> _Instruções_
Transcreva, sem nenhuma alteração, a parte da notícia sobre a Marina da Glória que começa em "Justiça Federal desfaz" e termina em "também pela Justiça.", incluindo esses dois trechos.

> _Trecho de origem_
+===+

Justiça Federal desfaz o contrato de uso comercial da Marina da Glória

Novíssima decisão, publicada em 24 de maio de 2013, pela 11ª Vara da Justiça Federal, é o mais novo capítulo nessa história cujos pingos nos “is” vão sendo postos também pela Justiça.

(…) “… desconstituir o Contrato nº 1.713/96, de concessão do uso das instalações, da exploração dos serviços com finalidade comercial, da gestão administrativa e da revitalização do Complexo Marina da Glória, firmado entre o Município do Rio de Janeiro e a EBTE – Empresa Brasileira de Terraplanagem e Engenharia S.A, cessando seus efeitos a partir de sua celebração.” – Assinado: Vigdor Teitel – Juiz Federal da 11ª Vara

Esse é o resumo da decisão em mais um processo judicial –  uma Ação Popular impetrada por vários cidadãos, em 1999 (Processo nº 0059982-10.1999.4.02.5101 (99.0059982-9) -, relativo ao (mau) uso que foi e está sendo dado à área da Mariana da Glória, no Parque do Flamengo, e que agora alcança o seu primeiro resultado concreto.

+===+

Dados armazenados
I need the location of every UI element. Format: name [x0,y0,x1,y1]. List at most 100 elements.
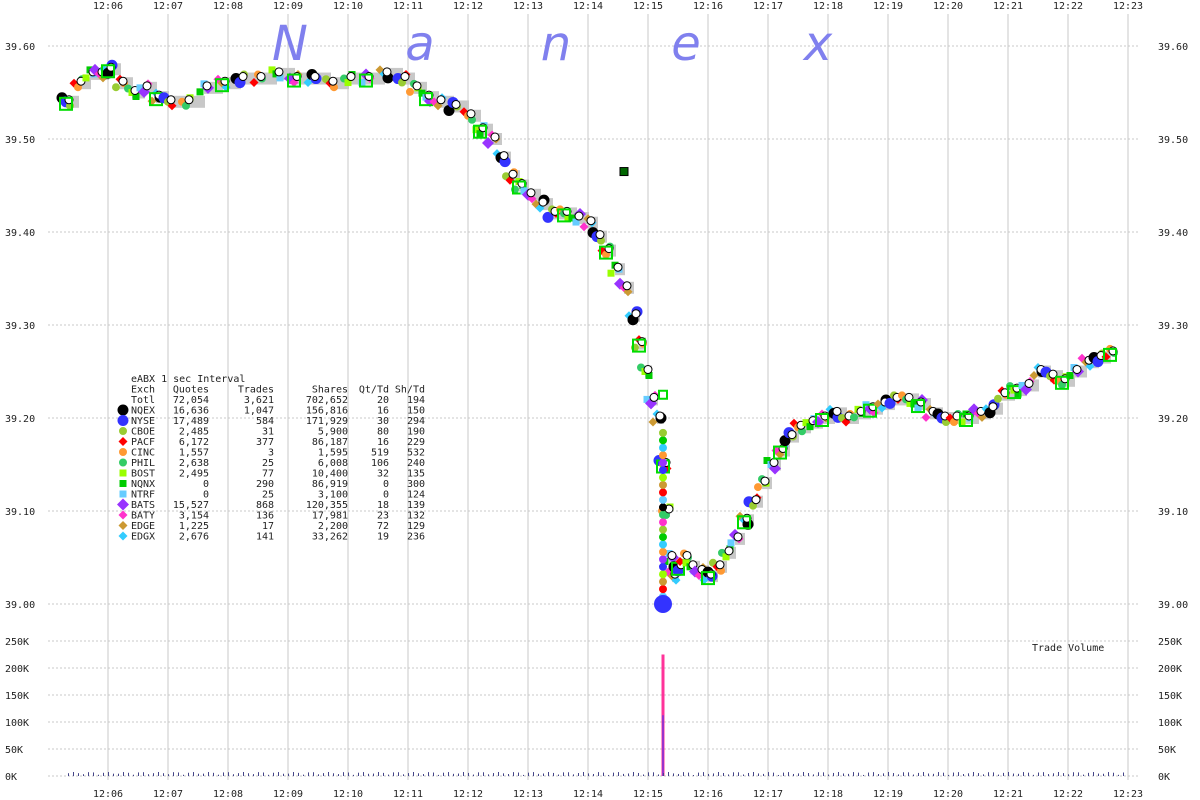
quote-point [310,72,320,82]
volume-bar [598,772,599,776]
legend-cell: 16,636 [173,406,209,417]
quote-point [466,109,476,119]
legend-cell: 33,262 [312,532,348,543]
legend-cell: 3,154 [179,511,209,522]
nqnx-trade-point [1055,375,1069,390]
legend-cell: BATS [131,500,155,511]
watermark-letter: a [405,16,434,72]
volume-bar [588,773,589,776]
volume-bar [483,772,484,776]
quote-point [1024,378,1034,388]
nqnx-trade-point [101,64,115,79]
volume-bar [848,773,849,776]
volume-bar [743,774,744,776]
volume-bar [1013,773,1014,776]
crash-point [659,570,667,579]
quote-point [436,95,446,105]
volume-bar [833,772,834,776]
price-point [994,394,1002,403]
quote-point [667,551,677,560]
volume-bar [943,772,944,776]
volume-bar [993,772,994,776]
price-point [406,87,414,96]
x-tick-label-bottom: 12:19 [873,789,903,800]
legend-cell: 141 [256,532,274,543]
price-point [132,93,140,100]
volume-bar [68,773,69,776]
crash-point [659,585,667,594]
legend-cell: EDGX [131,532,155,543]
legend-cell: 17,981 [312,511,348,522]
volume-bar [883,773,884,776]
legend-cell: 2,200 [318,521,348,532]
price-point [607,269,615,277]
price-point [572,218,580,226]
volume-bar [773,772,774,776]
volume-bar [813,774,814,776]
legend-cell: 229 [407,437,425,448]
nqnx-trade-point [1007,385,1021,400]
volume-bar [268,774,269,776]
volume-bar [1108,772,1109,776]
legend-marker [117,498,129,511]
volume-bar [233,774,234,776]
nqnx-trade-point [737,515,751,530]
volume-bar [843,773,844,776]
price-point [806,423,814,431]
volume-bar [768,772,769,776]
quote-point [508,169,518,179]
volume-bar [383,772,384,776]
quote-point [613,262,623,272]
price-point [921,412,931,422]
volume-bar [258,772,259,776]
volume-tick-label-left: 0K [5,772,17,783]
watermark-letter: e [671,16,701,72]
crash-point [659,458,667,467]
legend-cell: CBOE [131,427,155,438]
volume-bar [1023,772,1024,776]
legend-cell: 120,355 [306,500,348,511]
volume-bar [1098,773,1099,776]
volume-bar [468,772,469,776]
volume-bar [168,774,169,776]
volume-bar [108,772,109,776]
legend-cell: NQNX [131,479,155,490]
volume-bar [403,774,404,776]
price-point [722,553,730,561]
crash-point [659,525,667,534]
quote-point [595,230,605,240]
volume-bar [568,772,569,776]
volume-bar [288,773,289,776]
x-tick-label-bottom: 12:06 [93,789,123,800]
volume-bar [1118,774,1119,776]
volume-bar [928,773,929,776]
legend-cell: 25 [262,490,274,501]
crash-point [659,451,667,460]
volume-bar [493,773,494,776]
quote-point [328,76,338,86]
price-point [472,126,480,134]
price-point [802,419,810,427]
volume-bar [763,773,764,776]
quote-point [142,81,152,91]
legend-cell: NTRF [131,490,155,501]
quote-point [412,81,422,91]
y-tick-label-right: 39.20 [1158,414,1188,425]
legend-cell: 300 [407,479,425,490]
quote-point [382,67,392,77]
crash-point [659,495,667,504]
legend-cell: 30 [377,416,389,427]
legend-cell: 194 [407,395,425,406]
price-point [520,187,528,195]
volume-bar [708,773,709,776]
nqnx-trade-point [959,413,973,427]
legend-cell: 702,652 [306,395,348,406]
volume-bar [738,772,739,776]
quote-point [751,495,761,505]
legend-cell: 519 [371,448,389,459]
legend-cell: 0 [203,490,209,501]
volume-bar [668,772,669,776]
volume-bar [263,772,264,776]
volume-bar [203,773,204,776]
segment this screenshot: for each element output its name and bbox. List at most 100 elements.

+===+

> _Resposta esperada_
Justiça Federal desfaz o contrato de uso comercial da Marina da Glória

Novíssima decisão, publicada em 24 de maio de 2013, pela 11ª Vara da Justiça Federal, é o mais novo capítulo nessa história cujos pingos nos “is” vão sendo postos também pela Justiça.